§ **REQUEST**
Copy every line from the data below in which the string "emoji" can be found.

§ **STORED DATA**
════════

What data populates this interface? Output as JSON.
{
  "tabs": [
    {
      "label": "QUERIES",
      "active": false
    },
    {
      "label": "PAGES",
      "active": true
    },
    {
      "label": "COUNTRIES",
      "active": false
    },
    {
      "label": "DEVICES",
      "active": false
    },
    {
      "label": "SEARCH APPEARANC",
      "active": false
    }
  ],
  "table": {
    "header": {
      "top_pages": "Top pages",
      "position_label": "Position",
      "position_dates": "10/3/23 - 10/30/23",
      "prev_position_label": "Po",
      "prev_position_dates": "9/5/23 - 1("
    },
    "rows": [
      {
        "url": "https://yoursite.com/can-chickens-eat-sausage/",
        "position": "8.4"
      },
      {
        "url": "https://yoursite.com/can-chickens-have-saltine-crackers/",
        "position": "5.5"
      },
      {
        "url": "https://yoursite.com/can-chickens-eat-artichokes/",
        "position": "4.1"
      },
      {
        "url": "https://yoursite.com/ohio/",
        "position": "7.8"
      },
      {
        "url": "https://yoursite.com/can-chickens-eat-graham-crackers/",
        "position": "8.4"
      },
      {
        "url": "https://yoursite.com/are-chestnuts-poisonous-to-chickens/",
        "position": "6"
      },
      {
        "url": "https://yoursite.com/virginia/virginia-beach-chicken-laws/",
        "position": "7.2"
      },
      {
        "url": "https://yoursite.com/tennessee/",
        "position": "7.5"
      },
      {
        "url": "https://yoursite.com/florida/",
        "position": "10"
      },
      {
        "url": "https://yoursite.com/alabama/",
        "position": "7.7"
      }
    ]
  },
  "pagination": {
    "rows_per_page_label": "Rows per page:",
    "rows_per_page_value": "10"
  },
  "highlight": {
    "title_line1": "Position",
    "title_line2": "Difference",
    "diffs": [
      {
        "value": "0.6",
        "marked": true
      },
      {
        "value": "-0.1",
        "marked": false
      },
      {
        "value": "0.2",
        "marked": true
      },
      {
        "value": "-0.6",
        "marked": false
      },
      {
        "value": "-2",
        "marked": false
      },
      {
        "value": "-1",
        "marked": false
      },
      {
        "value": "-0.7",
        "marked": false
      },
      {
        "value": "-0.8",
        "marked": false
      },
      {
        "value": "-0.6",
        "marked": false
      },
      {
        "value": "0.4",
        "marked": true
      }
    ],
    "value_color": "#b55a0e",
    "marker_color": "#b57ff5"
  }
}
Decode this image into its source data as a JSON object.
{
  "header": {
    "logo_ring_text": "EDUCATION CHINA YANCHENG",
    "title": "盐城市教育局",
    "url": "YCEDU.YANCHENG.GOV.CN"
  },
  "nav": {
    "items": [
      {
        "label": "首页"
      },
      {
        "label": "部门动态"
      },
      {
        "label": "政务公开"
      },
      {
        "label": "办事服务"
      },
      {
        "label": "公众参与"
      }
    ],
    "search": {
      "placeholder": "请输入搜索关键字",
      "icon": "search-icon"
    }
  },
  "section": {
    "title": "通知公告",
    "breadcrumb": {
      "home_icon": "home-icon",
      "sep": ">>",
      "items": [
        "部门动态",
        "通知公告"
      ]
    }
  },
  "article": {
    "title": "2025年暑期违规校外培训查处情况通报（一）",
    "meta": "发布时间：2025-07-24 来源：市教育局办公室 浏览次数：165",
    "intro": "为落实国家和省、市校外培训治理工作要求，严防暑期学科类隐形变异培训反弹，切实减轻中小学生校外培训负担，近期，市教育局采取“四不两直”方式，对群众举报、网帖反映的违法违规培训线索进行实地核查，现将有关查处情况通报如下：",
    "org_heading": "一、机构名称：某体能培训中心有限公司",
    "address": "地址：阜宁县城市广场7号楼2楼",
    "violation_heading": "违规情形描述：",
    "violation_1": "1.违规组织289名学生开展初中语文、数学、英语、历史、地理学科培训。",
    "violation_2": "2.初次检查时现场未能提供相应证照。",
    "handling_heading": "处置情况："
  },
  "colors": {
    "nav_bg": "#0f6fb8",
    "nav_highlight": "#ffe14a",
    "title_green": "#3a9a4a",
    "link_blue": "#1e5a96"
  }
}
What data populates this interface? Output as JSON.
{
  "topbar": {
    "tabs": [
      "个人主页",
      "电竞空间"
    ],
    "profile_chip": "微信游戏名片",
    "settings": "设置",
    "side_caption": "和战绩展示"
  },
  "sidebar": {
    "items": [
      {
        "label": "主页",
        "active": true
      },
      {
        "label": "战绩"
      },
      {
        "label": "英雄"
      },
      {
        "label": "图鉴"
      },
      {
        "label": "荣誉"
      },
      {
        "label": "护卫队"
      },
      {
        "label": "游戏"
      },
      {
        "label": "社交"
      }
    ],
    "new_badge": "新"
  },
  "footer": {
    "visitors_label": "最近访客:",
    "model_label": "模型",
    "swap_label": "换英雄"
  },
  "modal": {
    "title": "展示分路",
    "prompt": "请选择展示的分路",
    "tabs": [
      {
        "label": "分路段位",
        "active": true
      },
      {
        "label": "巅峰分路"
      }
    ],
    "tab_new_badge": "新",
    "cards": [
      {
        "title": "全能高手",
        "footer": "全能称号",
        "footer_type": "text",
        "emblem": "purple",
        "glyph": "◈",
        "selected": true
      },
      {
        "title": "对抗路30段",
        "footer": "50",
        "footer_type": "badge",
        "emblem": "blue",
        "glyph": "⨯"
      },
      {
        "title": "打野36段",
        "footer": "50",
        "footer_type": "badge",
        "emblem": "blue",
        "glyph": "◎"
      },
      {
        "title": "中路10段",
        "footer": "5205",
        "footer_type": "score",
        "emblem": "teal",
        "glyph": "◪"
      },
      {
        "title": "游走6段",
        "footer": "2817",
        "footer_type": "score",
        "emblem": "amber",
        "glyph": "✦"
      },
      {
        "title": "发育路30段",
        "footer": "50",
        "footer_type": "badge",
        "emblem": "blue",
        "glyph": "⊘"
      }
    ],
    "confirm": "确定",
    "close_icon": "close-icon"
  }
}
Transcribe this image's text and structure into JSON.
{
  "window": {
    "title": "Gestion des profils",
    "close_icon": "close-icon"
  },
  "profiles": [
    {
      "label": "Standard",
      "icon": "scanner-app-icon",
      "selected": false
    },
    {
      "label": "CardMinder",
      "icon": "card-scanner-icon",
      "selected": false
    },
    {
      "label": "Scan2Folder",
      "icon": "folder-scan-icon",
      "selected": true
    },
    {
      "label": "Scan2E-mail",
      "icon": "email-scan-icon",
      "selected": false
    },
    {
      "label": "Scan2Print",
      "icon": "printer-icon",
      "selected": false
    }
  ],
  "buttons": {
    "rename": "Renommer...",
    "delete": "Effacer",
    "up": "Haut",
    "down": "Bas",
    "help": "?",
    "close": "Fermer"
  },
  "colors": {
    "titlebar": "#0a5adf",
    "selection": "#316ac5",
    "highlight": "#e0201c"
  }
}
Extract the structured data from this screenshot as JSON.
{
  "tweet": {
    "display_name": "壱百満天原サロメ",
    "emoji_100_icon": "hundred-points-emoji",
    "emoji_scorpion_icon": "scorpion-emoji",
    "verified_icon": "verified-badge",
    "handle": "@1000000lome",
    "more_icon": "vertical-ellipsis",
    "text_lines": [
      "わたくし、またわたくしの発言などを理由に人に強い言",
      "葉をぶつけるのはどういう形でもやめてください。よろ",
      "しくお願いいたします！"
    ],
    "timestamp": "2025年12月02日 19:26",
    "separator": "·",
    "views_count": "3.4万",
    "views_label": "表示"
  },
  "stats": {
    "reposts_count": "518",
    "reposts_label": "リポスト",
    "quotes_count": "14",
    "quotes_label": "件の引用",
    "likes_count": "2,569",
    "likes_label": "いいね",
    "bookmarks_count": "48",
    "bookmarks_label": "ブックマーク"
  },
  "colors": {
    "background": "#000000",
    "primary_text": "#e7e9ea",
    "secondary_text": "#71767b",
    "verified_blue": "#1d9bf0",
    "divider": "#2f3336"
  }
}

════════

§ **THE REPLY**
    "emoji_100_icon": "hundred-points-emoji",
    "emoji_scorpion_icon": "scorpion-emoji",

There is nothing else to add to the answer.